Posted By Jack Kibble-White On Friday, July 17, 2009 @ 8:30 pm In 2009 reviews | Comments Disabled

BBC1The problem with panel shows is audiences have become accustomed to them being one of two things… either a bear pit in which up-and-coming comedians battle it out with soon-to-be-going comedians in an attempt to land the most comedy one liners, or frightfully sophisticated witfests involving Stephen Fry.  What both of these types have in common is that they have their roots in that loose coagulation of performers referred to collectively in the 1980s as “alternative comedy.”

This is bad news for panel shows that attempt to occupy a different, more mainstream and less challenging space in the schedules – for those shows failure looks imminent.  This then, is the likely fate of As Seen on TV, which after just one week has already been shifted from its prime spot on a Friday night.  Its mandate appears to be to try and appeal to a wider audience, and that means knocking the hard edges off the humour and swapping out seasoned comedians for well-loved, but not necessarily very funny TV personalities.

**Available data**.
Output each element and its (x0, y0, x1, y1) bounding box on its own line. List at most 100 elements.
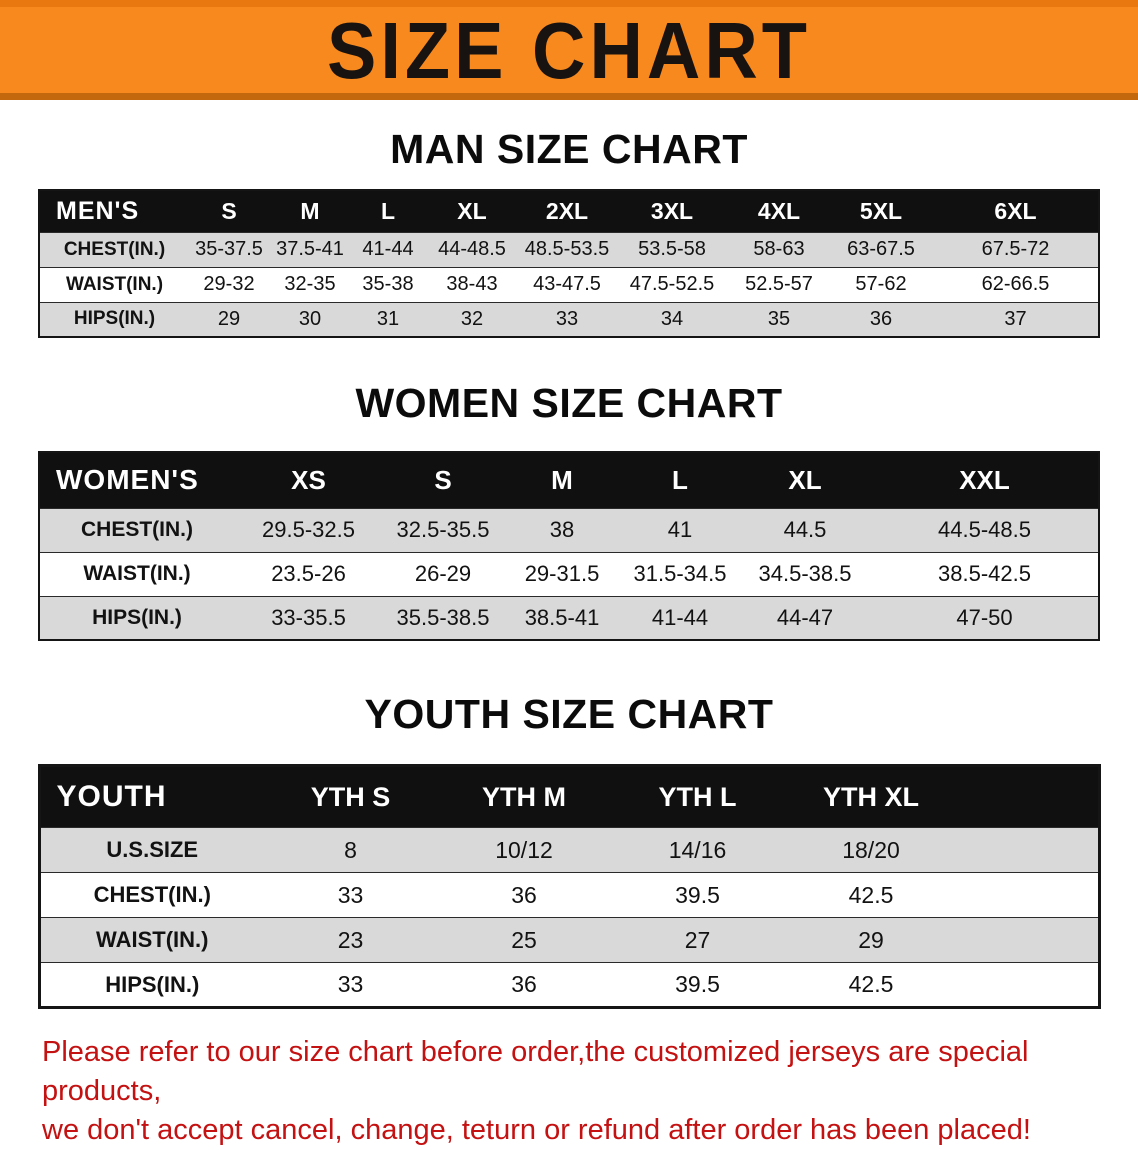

**Your task**. From the review of As Seen on TV, reproduce word for word the part that begins with the words containing "This is bad" and ends with "funny TV personalities.".

**Task solution**.
This is bad news for panel shows that attempt to occupy a different, more mainstream and less challenging space in the schedules – for those shows failure looks imminent.  This then, is the likely fate of As Seen on TV, which after just one week has already been shifted from its prime spot on a Friday night.  Its mandate appears to be to try and appeal to a wider audience, and that means knocking the hard edges off the humour and swapping out seasoned comedians for well-loved, but not necessarily very funny TV personalities.